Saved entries
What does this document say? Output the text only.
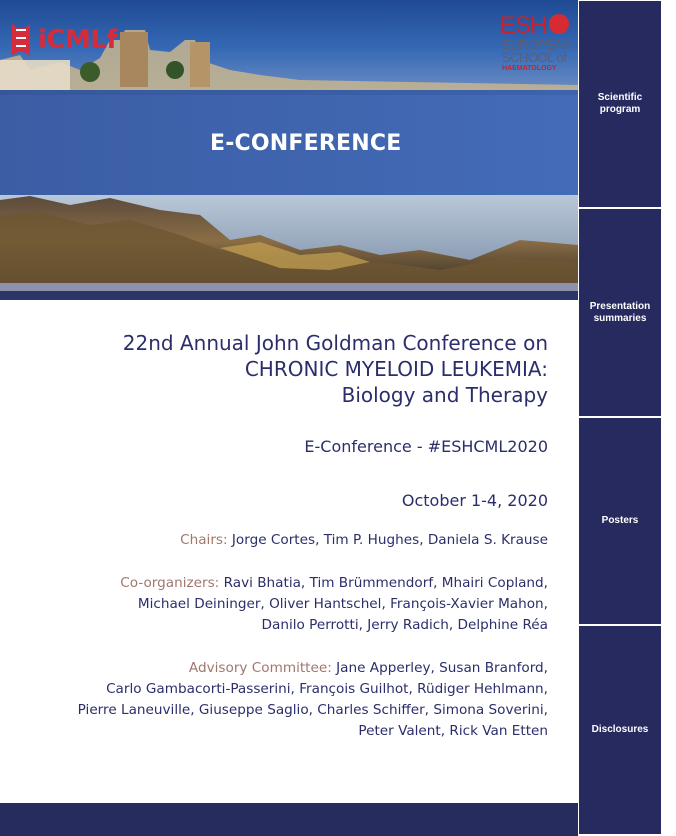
iCMLf	ESH
EUROPEAN
SCHOOL of
HAEMATOLOGY
E-CONFERENCE
22nd Annual John Goldman Conference on
CHRONIC MYELOID LEUKEMIA:
Biology and Therapy
E-Conference - #ESHCML2020
October 1-4, 2020
Chairs: Jorge Cortes, Tim P. Hughes, Daniela S. Krause
Co-organizers: Ravi Bhatia, Tim Brümmendorf, Mhairi Copland,
Michael Deininger, Oliver Hantschel, François-Xavier Mahon,
Danilo Perrotti, Jerry Radich, Delphine Réa
Advisory Committee: Jane Apperley, Susan Branford,
Carlo Gambacorti-Passerini, François Guilhot, Rüdiger Hehlmann,
Pierre Laneuville, Giuseppe Saglio, Charles Schiffer, Simona Soverini,
Peter Valent, Rick Van Etten
Scientific
program
Presentation
summaries
Posters
Disclosures
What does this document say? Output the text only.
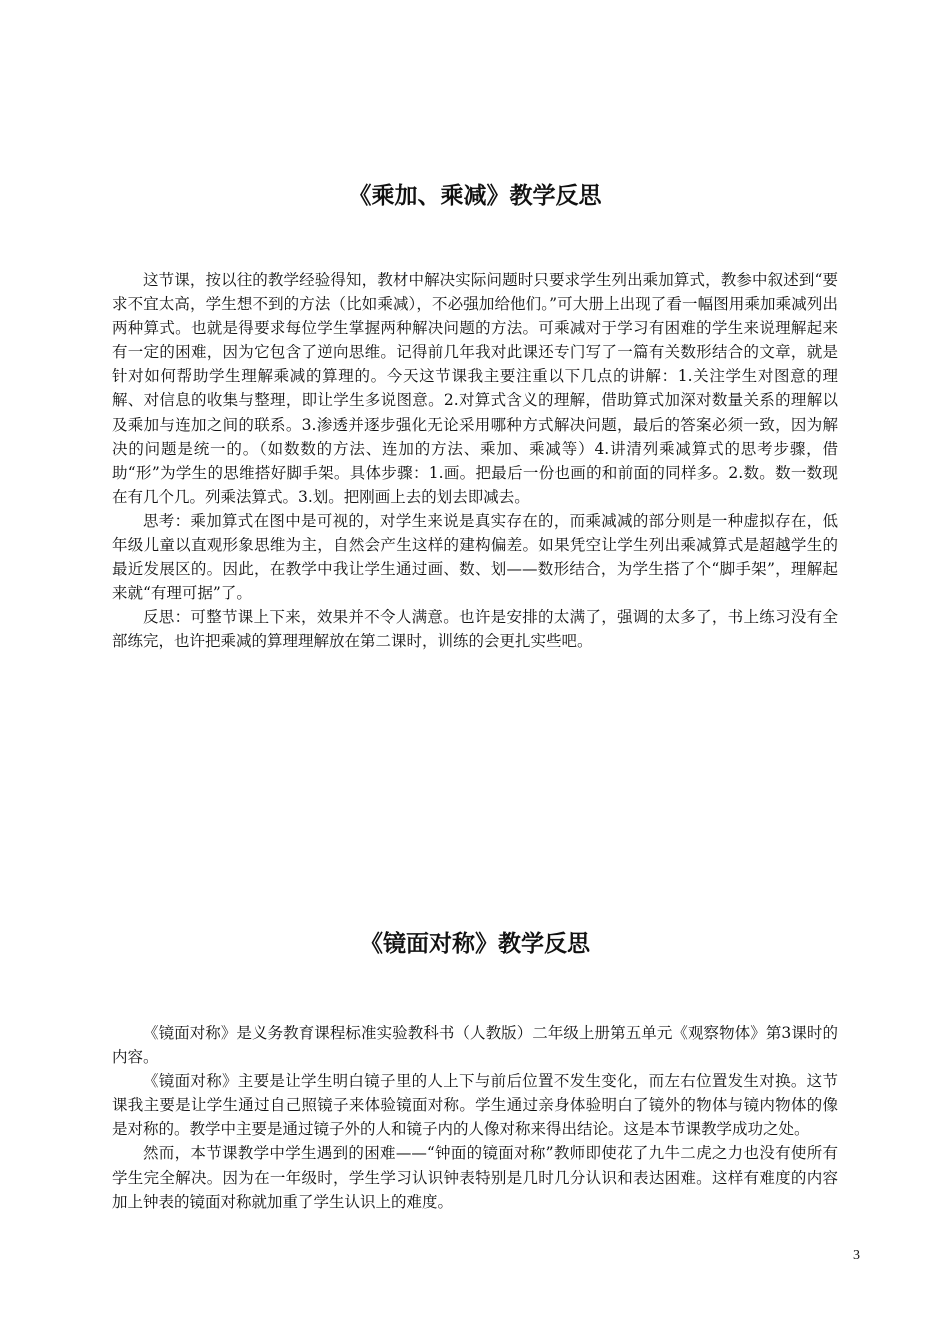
《乘加、乘减》教学反思

这节课，按以往的教学经验得知，教材中解决实际问题时只要求学生列出乘加算式，教参中叙述到“要求不宜太高，学生想不到的方法（比如乘减），不必强加给他们。”可大册上出现了看一幅图用乘加乘减列出两种算式。也就是得要求每位学生掌握两种解决问题的方法。可乘减对于学习有困难的学生来说理解起来有一定的困难，因为它包含了逆向思维。记得前几年我对此课还专门写了一篇有关数形结合的文章，就是针对如何帮助学生理解乘减的算理的。今天这节课我主要注重以下几点的讲解：1.关注学生对图意的理解、对信息的收集与整理，即让学生多说图意。2.对算式含义的理解，借助算式加深对数量关系的理解以及乘加与连加之间的联系。3.渗透并逐步强化无论采用哪种方式解决问题，最后的答案必须一致，因为解决的问题是统一的。（如数数的方法、连加的方法、乘加、乘减等）4.讲清列乘减算式的思考步骤，借助“形”为学生的思维搭好脚手架。具体步骤：1.画。把最后一份也画的和前面的同样多。2.数。数一数现在有几个几。列乘法算式。3.划。把刚画上去的划去即减去。

思考：乘加算式在图中是可视的，对学生来说是真实存在的，而乘减减的部分则是一种虚拟存在，低年级儿童以直观形象思维为主，自然会产生这样的建构偏差。如果凭空让学生列出乘减算式是超越学生的最近发展区的。因此，在教学中我让学生通过画、数、划——数形结合，为学生搭了个“脚手架”，理解起来就“有理可据”了。

反思：可整节课上下来，效果并不令人满意。也许是安排的太满了，强调的太多了，书上练习没有全部练完，也许把乘减的算理理解放在第二课时，训练的会更扎实些吧。

《镜面对称》教学反思

《镜面对称》是义务教育课程标准实验教科书（人教版）二年级上册第五单元《观察物体》第3课时的内容。

《镜面对称》主要是让学生明白镜子里的人上下与前后位置不发生变化，而左右位置发生对换。这节课我主要是让学生通过自己照镜子来体验镜面对称。学生通过亲身体验明白了镜外的物体与镜内物体的像是对称的。教学中主要是通过镜子外的人和镜子内的人像对称来得出结论。这是本节课教学成功之处。

然而，本节课教学中学生遇到的困难——“钟面的镜面对称”教师即使花了九牛二虎之力也没有使所有学生完全解决。因为在一年级时，学生学习认识钟表特别是几时几分认识和表达困难。这样有难度的内容加上钟表的镜面对称就加重了学生认识上的难度。

3
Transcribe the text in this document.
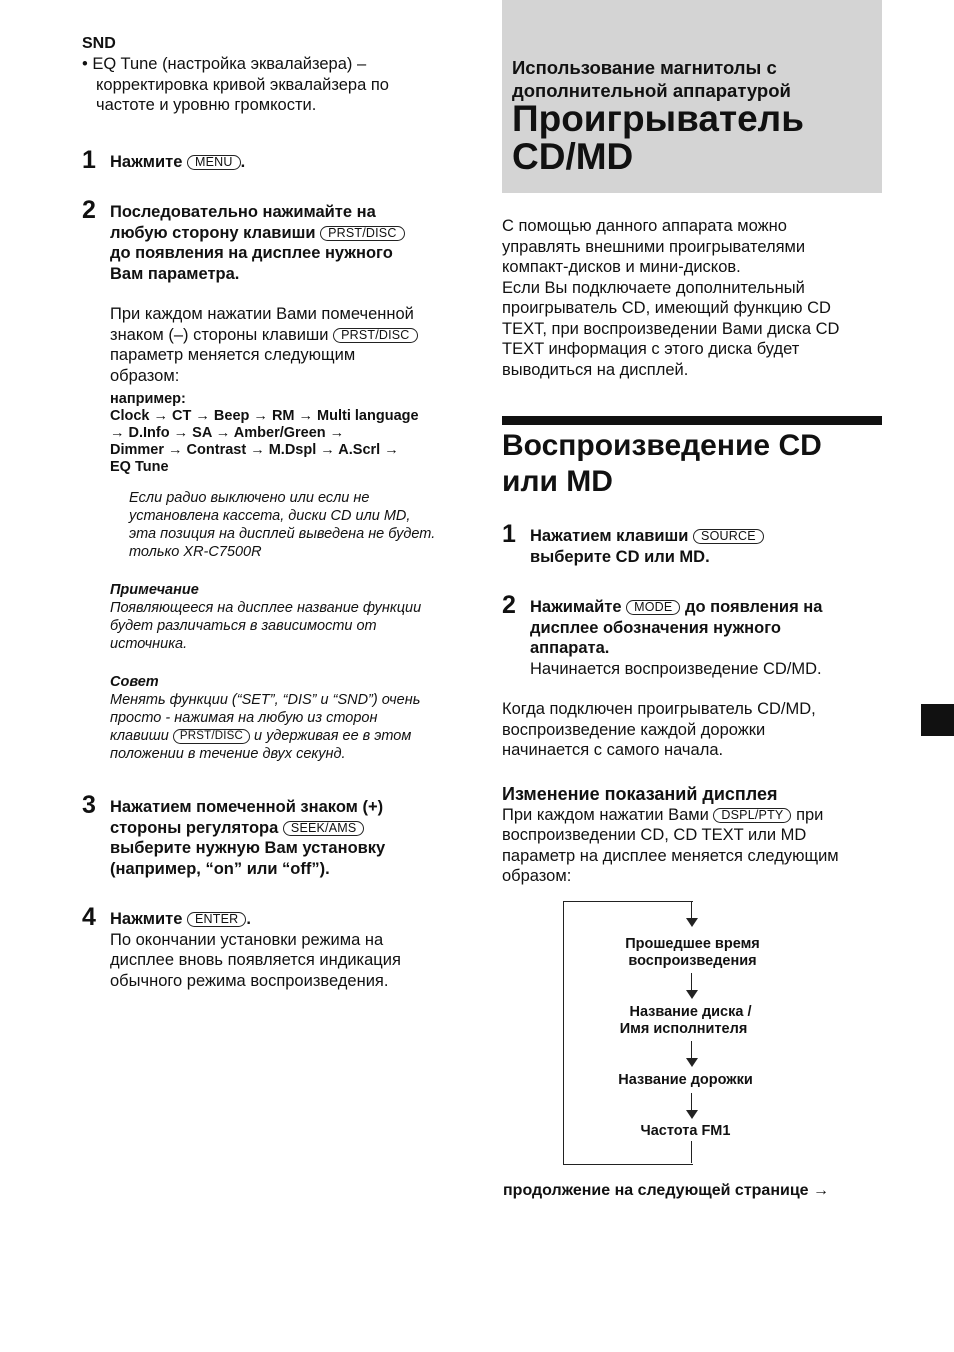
SND
• EQ Tune (настройка эквалайзера) –
корректировка кривой эквалайзера по
частоте и уровню громкости.
1 Нажмите MENU .
2 Последовательно нажимайте на
любую сторону клавиши PRST/DISC
до появления на дисплее нужного
Вам параметра.
При каждом нажатии Вами помеченной
знаком (–) стороны клавиши PRST/DISC
параметр меняется следующим
образом:
например:
Clock → CT → Beep → RM → Multi language
→ D.Info → SA → Amber/Green →
Dimmer → Contrast → M.Dspl → A.Scrl →
EQ Tune
Если радио выключено или если не
установлена кассета, диски CD или MD,
эта позиция на дисплей выведена не будет.
только XR-C7500R
Примечание
Появляющееся на дисплее название функции
будет различаться в зависимости от
источника.
Совет
Менять функции (“SET”, “DIS” и “SND”) очень
просто - нажимая на любую из сторон
клавиши PRST/DISC и удерживая ее в этом
положении в течение двух секунд.
3 Нажатием помеченной знаком (+)
стороны регулятора SEEK/AMS
выберите нужную Вам установку
(например, “on” или “off”).
4 Нажмите ENTER .
По окончании установки режима на
дисплее вновь появляется индикация
обычного режима воспроизведения.
Использование магнитолы с
дополнительной аппаратурой
Проигрыватель
CD/MD
С помощью данного аппарата можно
управлять внешними проигрывателями
компакт-дисков и мини-дисков.
Если Вы подключаете дополнительный
проигрыватель CD, имеющий функцию CD
TEXT, при воспроизведении Вами диска CD
TEXT информация с этого диска будет
выводиться на дисплей.
Воспроизведение CD
или MD
1 Нажатием клавиши SOURCE
выберите CD или MD.
2 Нажимайте MODE до появления на
дисплее обозначения нужного
аппарата.
Начинается воспроизведение CD/MD.
Когда подключен проигрыватель CD/MD,
воспроизведение каждой дорожки
начинается с самого начала.
Изменение показаний дисплея
При каждом нажатии Вами DSPL/PTY при
воспроизведении CD, CD TEXT или MD
параметр на дисплее меняется следующим
образом:
продолжение на следующей странице →
Прошедшее время
воспроизведения
Название диска /
Имя исполнителя
Название дорожки
Частота FM1
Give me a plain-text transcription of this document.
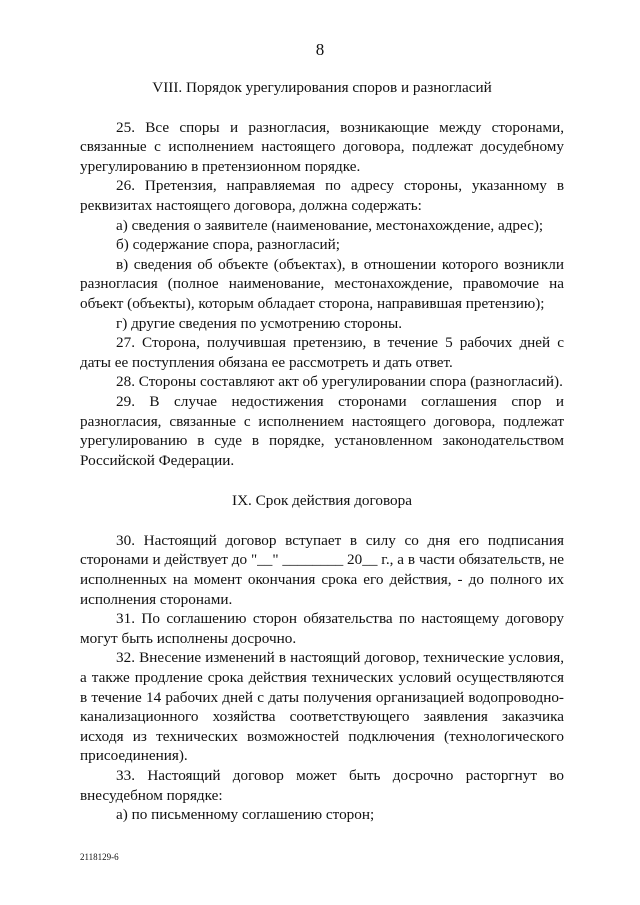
8

VIII. Порядок урегулирования споров и разногласий

25. Все споры и разногласия, возникающие между сторонами, связанные с исполнением настоящего договора, подлежат досудебному урегулированию в претензионном порядке.

26. Претензия, направляемая по адресу стороны, указанному в реквизитах настоящего договора, должна содержать:

а) сведения о заявителе (наименование, местонахождение, адрес);

б) содержание спора, разногласий;

в) сведения об объекте (объектах), в отношении которого возникли разногласия (полное наименование, местонахождение, правомочие на объект (объекты), которым обладает сторона, направившая претензию);

г) другие сведения по усмотрению стороны.

27. Сторона, получившая претензию, в течение 5 рабочих дней с даты ее поступления обязана ее рассмотреть и дать ответ.

28. Стороны составляют акт об урегулировании спора (разногласий).

29. В случае недостижения сторонами соглашения спор и разногласия, связанные с исполнением настоящего договора, подлежат урегулированию в суде в порядке, установленном законодательством Российской Федерации.

IX. Срок действия договора

30. Настоящий договор вступает в силу со дня его подписания сторонами и действует до "__" ________ 20__ г., а в части обязательств, не исполненных на момент окончания срока его действия, - до полного их исполнения сторонами.

31. По соглашению сторон обязательства по настоящему договору могут быть исполнены досрочно.

32. Внесение изменений в настоящий договор, технические условия, а также продление срока действия технических условий осуществляются в течение 14 рабочих дней с даты получения организацией водопроводно-канализационного хозяйства соответствующего заявления заказчика исходя из технических возможностей подключения (технологического присоединения).

33. Настоящий договор может быть досрочно расторгнут во внесудебном порядке:

а) по письменному соглашению сторон;

2118129-6
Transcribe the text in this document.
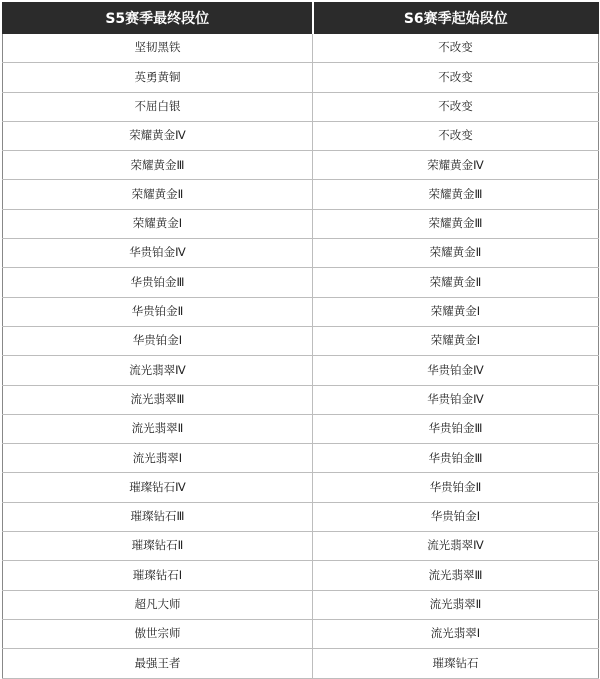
S5赛季最终段位	S6赛季起始段位
坚韧黑铁	不改变
英勇黄铜	不改变
不屈白银	不改变
荣耀黄金Ⅳ	不改变
荣耀黄金Ⅲ	荣耀黄金Ⅳ
荣耀黄金Ⅱ	荣耀黄金Ⅲ
荣耀黄金Ⅰ	荣耀黄金Ⅲ
华贵铂金Ⅳ	荣耀黄金Ⅱ
华贵铂金Ⅲ	荣耀黄金Ⅱ
华贵铂金Ⅱ	荣耀黄金Ⅰ
华贵铂金Ⅰ	荣耀黄金Ⅰ
流光翡翠Ⅳ	华贵铂金Ⅳ
流光翡翠Ⅲ	华贵铂金Ⅳ
流光翡翠Ⅱ	华贵铂金Ⅲ
流光翡翠Ⅰ	华贵铂金Ⅲ
璀璨钻石Ⅳ	华贵铂金Ⅱ
璀璨钻石Ⅲ	华贵铂金Ⅰ
璀璨钻石Ⅱ	流光翡翠Ⅳ
璀璨钻石Ⅰ	流光翡翠Ⅲ
超凡大师	流光翡翠Ⅱ
傲世宗师	流光翡翠Ⅰ
最强王者	璀璨钻石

### What is asked
In the records above, find each line holding "нужного" and copy it.

### Written solution
до появления на дисплее нужного
дисплее обозначения нужного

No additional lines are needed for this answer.